Copy out all lines in the data below containing the string "como".

>>

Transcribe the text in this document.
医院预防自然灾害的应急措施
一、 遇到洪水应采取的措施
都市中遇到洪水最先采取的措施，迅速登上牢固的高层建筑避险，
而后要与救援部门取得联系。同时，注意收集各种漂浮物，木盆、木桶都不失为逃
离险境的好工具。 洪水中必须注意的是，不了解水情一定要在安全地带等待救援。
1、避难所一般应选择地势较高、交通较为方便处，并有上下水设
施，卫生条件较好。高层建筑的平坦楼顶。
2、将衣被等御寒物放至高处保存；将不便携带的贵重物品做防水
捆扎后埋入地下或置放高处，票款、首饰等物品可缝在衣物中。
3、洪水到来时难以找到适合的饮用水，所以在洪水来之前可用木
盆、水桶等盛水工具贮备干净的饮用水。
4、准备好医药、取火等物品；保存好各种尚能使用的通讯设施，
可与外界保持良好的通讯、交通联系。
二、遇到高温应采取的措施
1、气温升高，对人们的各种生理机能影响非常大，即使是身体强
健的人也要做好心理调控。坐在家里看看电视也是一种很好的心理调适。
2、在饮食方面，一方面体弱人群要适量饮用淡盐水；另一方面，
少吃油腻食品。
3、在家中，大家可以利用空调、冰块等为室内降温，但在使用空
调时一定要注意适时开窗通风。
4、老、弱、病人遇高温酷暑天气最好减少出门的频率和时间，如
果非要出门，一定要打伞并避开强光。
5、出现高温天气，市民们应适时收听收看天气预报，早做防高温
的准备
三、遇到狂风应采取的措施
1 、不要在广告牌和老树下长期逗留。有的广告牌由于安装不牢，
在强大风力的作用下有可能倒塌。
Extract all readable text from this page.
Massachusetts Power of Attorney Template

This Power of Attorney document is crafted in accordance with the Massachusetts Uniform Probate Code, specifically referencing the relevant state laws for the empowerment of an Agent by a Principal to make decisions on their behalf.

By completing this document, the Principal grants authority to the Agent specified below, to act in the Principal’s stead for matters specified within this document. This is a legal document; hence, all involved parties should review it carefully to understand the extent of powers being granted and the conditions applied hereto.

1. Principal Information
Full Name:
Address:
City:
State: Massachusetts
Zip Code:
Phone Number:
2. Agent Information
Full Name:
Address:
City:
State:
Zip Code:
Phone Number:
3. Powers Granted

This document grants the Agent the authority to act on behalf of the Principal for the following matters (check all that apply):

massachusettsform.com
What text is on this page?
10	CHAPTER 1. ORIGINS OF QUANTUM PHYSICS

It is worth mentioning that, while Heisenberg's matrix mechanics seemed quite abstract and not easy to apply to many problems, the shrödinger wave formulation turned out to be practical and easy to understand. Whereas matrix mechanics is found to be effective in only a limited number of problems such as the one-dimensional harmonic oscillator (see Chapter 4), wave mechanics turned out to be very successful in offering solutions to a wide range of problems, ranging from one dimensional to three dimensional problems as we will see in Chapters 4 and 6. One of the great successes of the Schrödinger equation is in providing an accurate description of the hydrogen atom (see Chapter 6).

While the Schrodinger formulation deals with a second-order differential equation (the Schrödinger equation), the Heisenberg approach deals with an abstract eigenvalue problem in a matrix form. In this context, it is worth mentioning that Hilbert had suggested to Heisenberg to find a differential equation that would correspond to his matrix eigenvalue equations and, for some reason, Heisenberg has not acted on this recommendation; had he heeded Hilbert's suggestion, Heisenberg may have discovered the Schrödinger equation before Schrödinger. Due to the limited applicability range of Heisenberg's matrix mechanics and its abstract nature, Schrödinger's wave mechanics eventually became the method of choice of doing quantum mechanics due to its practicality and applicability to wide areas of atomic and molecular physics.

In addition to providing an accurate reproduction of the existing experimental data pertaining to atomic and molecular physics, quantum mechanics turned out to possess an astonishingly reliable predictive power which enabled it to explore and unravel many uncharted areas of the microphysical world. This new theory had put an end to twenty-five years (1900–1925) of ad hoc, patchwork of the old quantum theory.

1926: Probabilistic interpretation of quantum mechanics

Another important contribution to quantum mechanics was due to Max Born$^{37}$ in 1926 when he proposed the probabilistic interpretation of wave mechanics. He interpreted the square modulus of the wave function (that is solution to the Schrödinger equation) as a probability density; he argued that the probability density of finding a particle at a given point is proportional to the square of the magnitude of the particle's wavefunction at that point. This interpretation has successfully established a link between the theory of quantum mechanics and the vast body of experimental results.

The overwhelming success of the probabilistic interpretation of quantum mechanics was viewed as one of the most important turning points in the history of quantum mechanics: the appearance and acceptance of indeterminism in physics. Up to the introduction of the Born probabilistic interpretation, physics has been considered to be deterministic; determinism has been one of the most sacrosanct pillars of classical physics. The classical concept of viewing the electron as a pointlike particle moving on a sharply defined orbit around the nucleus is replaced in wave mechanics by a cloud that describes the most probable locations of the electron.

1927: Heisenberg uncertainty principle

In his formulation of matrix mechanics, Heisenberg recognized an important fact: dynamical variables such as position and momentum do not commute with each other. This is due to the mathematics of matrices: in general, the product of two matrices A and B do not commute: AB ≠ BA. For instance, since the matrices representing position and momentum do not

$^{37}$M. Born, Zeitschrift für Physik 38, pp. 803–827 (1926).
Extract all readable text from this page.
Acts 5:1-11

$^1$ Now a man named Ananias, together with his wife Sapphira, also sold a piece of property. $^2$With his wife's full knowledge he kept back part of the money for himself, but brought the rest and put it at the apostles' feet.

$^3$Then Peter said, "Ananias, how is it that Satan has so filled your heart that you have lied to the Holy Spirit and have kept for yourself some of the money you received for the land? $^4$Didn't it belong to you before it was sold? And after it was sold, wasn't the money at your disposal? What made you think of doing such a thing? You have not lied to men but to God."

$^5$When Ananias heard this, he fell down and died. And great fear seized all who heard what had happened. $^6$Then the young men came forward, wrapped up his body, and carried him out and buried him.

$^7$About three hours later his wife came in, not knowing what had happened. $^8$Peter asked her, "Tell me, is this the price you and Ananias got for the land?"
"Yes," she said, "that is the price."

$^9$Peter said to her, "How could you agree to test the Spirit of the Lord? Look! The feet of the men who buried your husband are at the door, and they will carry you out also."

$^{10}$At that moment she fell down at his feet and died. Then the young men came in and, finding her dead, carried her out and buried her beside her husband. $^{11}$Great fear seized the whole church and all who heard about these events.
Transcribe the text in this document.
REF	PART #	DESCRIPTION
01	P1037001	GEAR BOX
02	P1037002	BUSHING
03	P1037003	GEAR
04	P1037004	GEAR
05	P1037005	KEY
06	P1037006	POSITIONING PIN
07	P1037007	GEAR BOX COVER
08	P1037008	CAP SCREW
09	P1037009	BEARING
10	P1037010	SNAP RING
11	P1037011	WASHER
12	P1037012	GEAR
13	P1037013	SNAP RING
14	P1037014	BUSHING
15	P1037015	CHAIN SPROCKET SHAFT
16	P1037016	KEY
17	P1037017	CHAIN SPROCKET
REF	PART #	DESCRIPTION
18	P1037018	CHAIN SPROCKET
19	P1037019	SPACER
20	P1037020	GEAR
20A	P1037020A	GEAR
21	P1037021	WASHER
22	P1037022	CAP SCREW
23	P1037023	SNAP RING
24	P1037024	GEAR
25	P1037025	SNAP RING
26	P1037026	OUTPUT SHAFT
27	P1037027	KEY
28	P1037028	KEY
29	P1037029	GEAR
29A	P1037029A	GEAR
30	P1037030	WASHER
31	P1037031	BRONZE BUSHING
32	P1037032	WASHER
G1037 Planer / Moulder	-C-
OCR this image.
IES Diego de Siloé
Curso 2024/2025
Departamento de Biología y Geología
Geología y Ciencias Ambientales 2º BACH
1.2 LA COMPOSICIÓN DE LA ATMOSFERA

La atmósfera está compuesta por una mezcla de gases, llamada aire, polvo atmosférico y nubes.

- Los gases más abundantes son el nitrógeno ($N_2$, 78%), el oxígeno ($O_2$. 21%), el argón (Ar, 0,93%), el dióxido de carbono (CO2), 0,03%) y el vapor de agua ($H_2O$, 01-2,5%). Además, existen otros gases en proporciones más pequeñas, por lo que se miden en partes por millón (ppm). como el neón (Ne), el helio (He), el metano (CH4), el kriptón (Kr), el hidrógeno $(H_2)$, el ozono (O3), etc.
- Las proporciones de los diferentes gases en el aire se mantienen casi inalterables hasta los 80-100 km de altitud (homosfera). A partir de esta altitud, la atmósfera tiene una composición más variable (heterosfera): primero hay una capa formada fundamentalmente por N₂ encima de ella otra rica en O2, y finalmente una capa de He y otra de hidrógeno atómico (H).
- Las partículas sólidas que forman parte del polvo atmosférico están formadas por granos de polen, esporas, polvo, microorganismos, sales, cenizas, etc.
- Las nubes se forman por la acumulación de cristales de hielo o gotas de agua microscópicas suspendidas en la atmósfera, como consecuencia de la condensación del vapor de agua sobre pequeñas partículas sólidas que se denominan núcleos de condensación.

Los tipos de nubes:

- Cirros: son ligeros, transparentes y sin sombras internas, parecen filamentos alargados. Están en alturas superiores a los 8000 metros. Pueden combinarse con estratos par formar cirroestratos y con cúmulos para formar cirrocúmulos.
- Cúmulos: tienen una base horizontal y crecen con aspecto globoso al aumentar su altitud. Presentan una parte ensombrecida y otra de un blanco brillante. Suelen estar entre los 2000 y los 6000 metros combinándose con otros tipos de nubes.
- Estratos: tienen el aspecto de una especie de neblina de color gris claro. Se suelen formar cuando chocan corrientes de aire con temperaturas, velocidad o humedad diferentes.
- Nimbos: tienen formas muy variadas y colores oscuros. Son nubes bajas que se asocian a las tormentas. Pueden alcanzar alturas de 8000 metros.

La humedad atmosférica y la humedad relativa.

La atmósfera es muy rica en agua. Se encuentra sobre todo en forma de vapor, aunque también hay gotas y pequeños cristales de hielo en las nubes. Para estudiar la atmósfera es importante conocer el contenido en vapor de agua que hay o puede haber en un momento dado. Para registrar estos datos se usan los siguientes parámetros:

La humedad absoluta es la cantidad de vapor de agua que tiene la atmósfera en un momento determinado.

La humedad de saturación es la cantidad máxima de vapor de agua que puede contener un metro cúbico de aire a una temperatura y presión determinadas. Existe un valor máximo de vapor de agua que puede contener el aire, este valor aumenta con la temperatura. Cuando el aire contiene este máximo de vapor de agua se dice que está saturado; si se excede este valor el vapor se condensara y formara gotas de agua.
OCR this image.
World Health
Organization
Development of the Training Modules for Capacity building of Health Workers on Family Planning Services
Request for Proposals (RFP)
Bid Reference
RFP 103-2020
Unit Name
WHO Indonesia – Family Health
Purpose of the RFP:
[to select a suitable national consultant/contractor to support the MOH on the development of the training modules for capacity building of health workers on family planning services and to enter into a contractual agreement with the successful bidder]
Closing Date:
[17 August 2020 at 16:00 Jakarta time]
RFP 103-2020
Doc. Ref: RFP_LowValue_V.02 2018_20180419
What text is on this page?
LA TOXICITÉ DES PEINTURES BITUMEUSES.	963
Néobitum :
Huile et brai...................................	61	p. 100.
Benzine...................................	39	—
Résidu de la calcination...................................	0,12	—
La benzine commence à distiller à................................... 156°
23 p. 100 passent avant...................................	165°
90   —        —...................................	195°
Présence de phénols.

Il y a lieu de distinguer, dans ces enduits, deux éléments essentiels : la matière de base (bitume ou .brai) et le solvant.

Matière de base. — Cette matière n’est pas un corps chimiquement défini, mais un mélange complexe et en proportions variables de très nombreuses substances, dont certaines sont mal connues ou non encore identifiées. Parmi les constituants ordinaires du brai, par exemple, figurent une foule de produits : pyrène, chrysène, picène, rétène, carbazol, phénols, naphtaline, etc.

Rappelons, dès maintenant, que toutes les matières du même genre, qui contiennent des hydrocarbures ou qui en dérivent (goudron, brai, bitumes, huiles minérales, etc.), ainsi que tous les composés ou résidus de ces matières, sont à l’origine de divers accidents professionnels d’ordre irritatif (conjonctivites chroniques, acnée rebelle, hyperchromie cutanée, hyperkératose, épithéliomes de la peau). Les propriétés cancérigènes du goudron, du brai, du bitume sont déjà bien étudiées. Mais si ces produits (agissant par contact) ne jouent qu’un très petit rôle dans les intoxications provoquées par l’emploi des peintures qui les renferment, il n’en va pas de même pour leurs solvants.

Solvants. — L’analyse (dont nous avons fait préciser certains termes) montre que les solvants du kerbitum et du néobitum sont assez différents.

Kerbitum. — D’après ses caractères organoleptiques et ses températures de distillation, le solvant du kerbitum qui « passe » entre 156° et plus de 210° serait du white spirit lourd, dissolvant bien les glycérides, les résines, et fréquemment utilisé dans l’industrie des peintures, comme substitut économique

<<

FULL OUTPUT:
- Los gases más abundantes son el nitrógeno ($N_2$, 78%), el oxígeno ($O_2$. 21%), el argón (Ar, 0,93%), el dióxido de carbono (CO2), 0,03%) y el vapor de agua ($H_2O$, 01-2,5%). Además, existen otros gases en proporciones más pequeñas, por lo que se miden en partes por millón (ppm). como el neón (Ne), el helio (He), el metano (CH4), el kriptón (Kr), el hidrógeno $(H_2)$, el ozono (O3), etc.
- Las nubes se forman por la acumulación de cristales de hielo o gotas de agua microscópicas suspendidas en la atmósfera, como consecuencia de la condensación del vapor de agua sobre pequeñas partículas sólidas que se denominan núcleos de condensación.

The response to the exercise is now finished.